◆ Instructions to follow: Go through the material below and copy all lines with "name".

------------------------------

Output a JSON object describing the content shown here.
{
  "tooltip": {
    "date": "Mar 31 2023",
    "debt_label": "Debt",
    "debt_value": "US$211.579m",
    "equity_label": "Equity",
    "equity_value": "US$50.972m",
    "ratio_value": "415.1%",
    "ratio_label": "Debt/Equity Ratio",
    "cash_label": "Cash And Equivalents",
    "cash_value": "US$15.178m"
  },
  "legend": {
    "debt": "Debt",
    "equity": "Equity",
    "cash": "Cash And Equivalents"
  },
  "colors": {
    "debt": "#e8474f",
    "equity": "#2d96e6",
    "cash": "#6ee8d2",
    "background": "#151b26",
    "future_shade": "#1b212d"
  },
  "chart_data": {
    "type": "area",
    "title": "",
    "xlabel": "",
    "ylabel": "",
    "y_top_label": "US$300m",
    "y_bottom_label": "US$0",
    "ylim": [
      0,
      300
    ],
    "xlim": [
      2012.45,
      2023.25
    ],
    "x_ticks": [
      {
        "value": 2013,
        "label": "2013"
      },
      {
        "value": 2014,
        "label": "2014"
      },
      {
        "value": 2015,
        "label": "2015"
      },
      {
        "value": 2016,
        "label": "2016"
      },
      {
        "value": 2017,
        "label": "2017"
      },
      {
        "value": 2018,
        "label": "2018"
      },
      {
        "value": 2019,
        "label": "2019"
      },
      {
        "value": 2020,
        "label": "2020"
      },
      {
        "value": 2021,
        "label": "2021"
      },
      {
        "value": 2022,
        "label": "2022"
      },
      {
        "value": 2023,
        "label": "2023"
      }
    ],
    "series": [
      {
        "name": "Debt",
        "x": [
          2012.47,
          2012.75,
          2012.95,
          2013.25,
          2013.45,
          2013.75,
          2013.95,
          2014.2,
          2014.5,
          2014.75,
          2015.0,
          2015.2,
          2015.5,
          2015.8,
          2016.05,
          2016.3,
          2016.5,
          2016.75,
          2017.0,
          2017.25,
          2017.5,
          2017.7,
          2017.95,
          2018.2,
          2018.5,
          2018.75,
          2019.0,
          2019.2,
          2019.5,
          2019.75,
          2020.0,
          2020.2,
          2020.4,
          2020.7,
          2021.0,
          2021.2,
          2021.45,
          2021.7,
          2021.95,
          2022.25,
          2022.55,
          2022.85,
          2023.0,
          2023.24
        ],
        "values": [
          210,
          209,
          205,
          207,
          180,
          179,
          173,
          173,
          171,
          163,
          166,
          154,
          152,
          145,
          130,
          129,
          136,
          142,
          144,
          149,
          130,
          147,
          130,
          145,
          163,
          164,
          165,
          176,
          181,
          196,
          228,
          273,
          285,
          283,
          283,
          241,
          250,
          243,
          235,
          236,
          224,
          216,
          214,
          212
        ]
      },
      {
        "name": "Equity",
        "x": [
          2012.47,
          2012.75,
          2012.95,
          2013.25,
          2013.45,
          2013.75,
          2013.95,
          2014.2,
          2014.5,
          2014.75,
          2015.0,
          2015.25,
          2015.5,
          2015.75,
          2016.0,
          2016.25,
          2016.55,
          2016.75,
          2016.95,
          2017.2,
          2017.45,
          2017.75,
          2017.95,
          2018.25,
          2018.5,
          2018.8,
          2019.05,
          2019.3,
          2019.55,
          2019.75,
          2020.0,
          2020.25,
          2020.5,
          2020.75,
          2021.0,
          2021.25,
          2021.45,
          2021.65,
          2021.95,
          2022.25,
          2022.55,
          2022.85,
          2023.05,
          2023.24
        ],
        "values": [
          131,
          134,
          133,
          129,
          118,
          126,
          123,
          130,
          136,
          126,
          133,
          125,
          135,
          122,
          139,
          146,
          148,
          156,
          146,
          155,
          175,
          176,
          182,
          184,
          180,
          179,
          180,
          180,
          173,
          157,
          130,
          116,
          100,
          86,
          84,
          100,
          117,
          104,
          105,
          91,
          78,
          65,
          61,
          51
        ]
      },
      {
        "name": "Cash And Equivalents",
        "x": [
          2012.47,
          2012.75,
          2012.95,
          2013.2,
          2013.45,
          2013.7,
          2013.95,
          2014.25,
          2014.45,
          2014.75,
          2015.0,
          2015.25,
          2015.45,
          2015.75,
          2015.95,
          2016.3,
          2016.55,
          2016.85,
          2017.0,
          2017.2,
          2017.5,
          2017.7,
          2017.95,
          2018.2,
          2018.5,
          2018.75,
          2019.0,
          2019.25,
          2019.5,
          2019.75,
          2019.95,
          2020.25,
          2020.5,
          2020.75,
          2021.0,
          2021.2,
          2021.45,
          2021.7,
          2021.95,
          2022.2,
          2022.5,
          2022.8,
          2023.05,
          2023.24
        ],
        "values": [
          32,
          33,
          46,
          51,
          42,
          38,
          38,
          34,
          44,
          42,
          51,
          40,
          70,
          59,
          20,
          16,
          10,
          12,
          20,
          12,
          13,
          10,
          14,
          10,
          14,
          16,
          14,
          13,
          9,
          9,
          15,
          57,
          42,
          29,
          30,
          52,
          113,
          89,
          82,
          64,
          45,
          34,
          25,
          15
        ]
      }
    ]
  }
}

------------------------------

◆ Exercise answer:
        "name": "Debt",
        "name": "Equity",
        "name": "Cash And Equivalents",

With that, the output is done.